━━━ Supplied material ━━━

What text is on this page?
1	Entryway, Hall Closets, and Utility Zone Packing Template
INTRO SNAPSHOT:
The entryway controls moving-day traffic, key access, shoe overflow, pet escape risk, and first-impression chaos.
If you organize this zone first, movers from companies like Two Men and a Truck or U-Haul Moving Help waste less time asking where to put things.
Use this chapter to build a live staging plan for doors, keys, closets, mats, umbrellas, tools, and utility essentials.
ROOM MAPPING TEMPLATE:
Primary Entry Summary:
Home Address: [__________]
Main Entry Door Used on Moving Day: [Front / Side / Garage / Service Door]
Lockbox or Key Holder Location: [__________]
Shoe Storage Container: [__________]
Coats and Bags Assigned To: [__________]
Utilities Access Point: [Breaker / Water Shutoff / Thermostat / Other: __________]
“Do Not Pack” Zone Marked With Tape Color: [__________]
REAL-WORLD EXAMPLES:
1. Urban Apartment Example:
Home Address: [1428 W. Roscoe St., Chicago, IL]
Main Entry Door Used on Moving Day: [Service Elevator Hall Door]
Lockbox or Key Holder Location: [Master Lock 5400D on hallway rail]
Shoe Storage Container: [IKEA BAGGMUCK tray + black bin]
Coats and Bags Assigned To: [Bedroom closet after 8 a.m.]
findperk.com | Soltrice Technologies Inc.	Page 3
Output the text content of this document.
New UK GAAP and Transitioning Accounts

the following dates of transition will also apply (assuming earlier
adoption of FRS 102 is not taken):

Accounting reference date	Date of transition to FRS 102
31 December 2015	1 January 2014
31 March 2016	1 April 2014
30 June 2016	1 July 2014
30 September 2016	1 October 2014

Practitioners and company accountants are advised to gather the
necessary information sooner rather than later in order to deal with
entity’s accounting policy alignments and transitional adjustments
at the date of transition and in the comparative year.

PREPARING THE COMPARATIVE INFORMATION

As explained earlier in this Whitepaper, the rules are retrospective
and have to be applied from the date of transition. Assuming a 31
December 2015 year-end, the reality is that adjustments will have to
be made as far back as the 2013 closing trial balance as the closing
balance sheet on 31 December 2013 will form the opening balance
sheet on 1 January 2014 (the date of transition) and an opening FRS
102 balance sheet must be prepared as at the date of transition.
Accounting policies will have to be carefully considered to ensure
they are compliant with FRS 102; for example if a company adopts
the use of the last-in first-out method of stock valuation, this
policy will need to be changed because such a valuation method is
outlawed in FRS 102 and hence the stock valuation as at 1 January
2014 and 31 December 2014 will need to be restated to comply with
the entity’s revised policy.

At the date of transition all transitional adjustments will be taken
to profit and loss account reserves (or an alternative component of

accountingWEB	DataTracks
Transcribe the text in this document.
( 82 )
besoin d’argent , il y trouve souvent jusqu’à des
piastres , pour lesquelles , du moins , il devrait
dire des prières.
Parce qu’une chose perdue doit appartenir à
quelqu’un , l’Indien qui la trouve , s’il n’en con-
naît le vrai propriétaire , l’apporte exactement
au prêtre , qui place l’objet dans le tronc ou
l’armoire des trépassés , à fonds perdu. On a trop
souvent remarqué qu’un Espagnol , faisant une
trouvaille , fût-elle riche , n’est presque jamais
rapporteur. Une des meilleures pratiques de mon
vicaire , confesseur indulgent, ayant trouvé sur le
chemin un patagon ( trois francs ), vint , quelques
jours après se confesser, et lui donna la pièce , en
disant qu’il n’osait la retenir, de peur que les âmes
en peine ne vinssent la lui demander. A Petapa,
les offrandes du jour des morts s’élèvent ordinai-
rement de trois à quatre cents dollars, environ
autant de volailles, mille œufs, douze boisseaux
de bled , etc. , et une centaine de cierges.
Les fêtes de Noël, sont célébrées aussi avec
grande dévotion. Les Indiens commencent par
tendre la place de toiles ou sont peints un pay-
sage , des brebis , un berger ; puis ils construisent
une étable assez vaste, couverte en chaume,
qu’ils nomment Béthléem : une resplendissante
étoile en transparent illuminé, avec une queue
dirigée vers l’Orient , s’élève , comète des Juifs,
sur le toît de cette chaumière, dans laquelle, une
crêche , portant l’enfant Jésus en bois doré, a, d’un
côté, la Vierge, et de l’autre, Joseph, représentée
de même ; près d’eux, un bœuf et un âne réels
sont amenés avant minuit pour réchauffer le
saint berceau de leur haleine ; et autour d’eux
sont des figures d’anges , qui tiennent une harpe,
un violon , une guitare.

━━━

Identify the lines above that contain the word "Address", then copy them.

Home Address: [__________]
Home Address: [1428 W. Roscoe St., Chicago, IL]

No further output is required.